— Begin —

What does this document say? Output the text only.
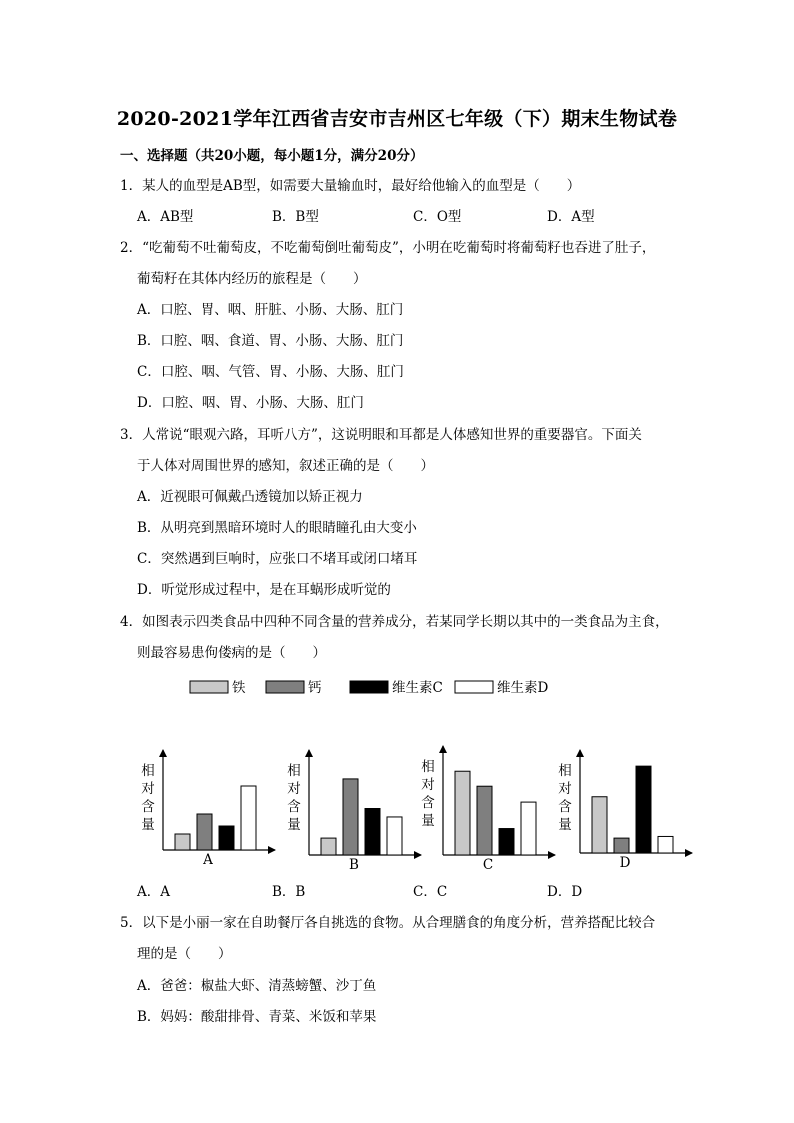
2020-2021学年江西省吉安市吉州区七年级（下）期末生物试卷
一、选择题（共20小题，每小题1分，满分20分）
1．某人的血型是AB型，如需要大量输血时，最好给他输入的血型是（　　）
A．AB型	B．B型	C．O型	D．A型
2．“吃葡萄不吐葡萄皮，不吃葡萄倒吐葡萄皮”，小明在吃葡萄时将葡萄籽也吞进了肚子，
葡萄籽在其体内经历的旅程是（　　）
A．口腔、胃、咽、肝脏、小肠、大肠、肛门
B．口腔、咽、食道、胃、小肠、大肠、肛门
C．口腔、咽、气管、胃、小肠、大肠、肛门
D．口腔、咽、胃、小肠、大肠、肛门
3．人常说“眼观六路，耳听八方”，这说明眼和耳都是人体感知世界的重要器官。下面关
于人体对周围世界的感知，叙述正确的是（　　）
A．近视眼可佩戴凸透镜加以矫正视力
B．从明亮到黑暗环境时人的眼睛瞳孔由大变小
C．突然遇到巨响时，应张口不堵耳或闭口堵耳
D．听觉形成过程中，是在耳蜗形成听觉的
4．如图表示四类食品中四种不同含量的营养成分，若某同学长期以其中的一类食品为主食，
则最容易患佝偻病的是（　　）
铁	钙	维生素C	维生素D
相对含量
A
相对含量
B
相对含量
C
相对含量
D
A．A	B．B	C．C	D．D
5．以下是小丽一家在自助餐厅各自挑选的食物。从合理膳食的角度分析，营养搭配比较合
理的是（　　）
A．爸爸：椒盐大虾、清蒸螃蟹、沙丁鱼
B．妈妈：酸甜排骨、青菜、米饭和苹果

— End —

Leave out every picture and copy the rest of the records exactly.

What does this document say? Output the text only.
2020-2021学年江西省吉安市吉州区七年级（下）期末生物试卷
一、选择题（共20小题，每小题1分，满分20分）
1．某人的血型是AB型，如需要大量输血时，最好给他输入的血型是（　　）
A．AB型	B．B型	C．O型	D．A型
2．“吃葡萄不吐葡萄皮，不吃葡萄倒吐葡萄皮”，小明在吃葡萄时将葡萄籽也吞进了肚子，
葡萄籽在其体内经历的旅程是（　　）
A．口腔、胃、咽、肝脏、小肠、大肠、肛门
B．口腔、咽、食道、胃、小肠、大肠、肛门
C．口腔、咽、气管、胃、小肠、大肠、肛门
D．口腔、咽、胃、小肠、大肠、肛门
3．人常说“眼观六路，耳听八方”，这说明眼和耳都是人体感知世界的重要器官。下面关
于人体对周围世界的感知，叙述正确的是（　　）
A．近视眼可佩戴凸透镜加以矫正视力
B．从明亮到黑暗环境时人的眼睛瞳孔由大变小
C．突然遇到巨响时，应张口不堵耳或闭口堵耳
D．听觉形成过程中，是在耳蜗形成听觉的
4．如图表示四类食品中四种不同含量的营养成分，若某同学长期以其中的一类食品为主食，
则最容易患佝偻病的是（　　）
铁	钙	维生素C	维生素D
相对含量
A
相对含量
B
相对含量
C
相对含量
D
A．A	B．B	C．C	D．D
5．以下是小丽一家在自助餐厅各自挑选的食物。从合理膳食的角度分析，营养搭配比较合
理的是（　　）
A．爸爸：椒盐大虾、清蒸螃蟹、沙丁鱼
B．妈妈：酸甜排骨、青菜、米饭和苹果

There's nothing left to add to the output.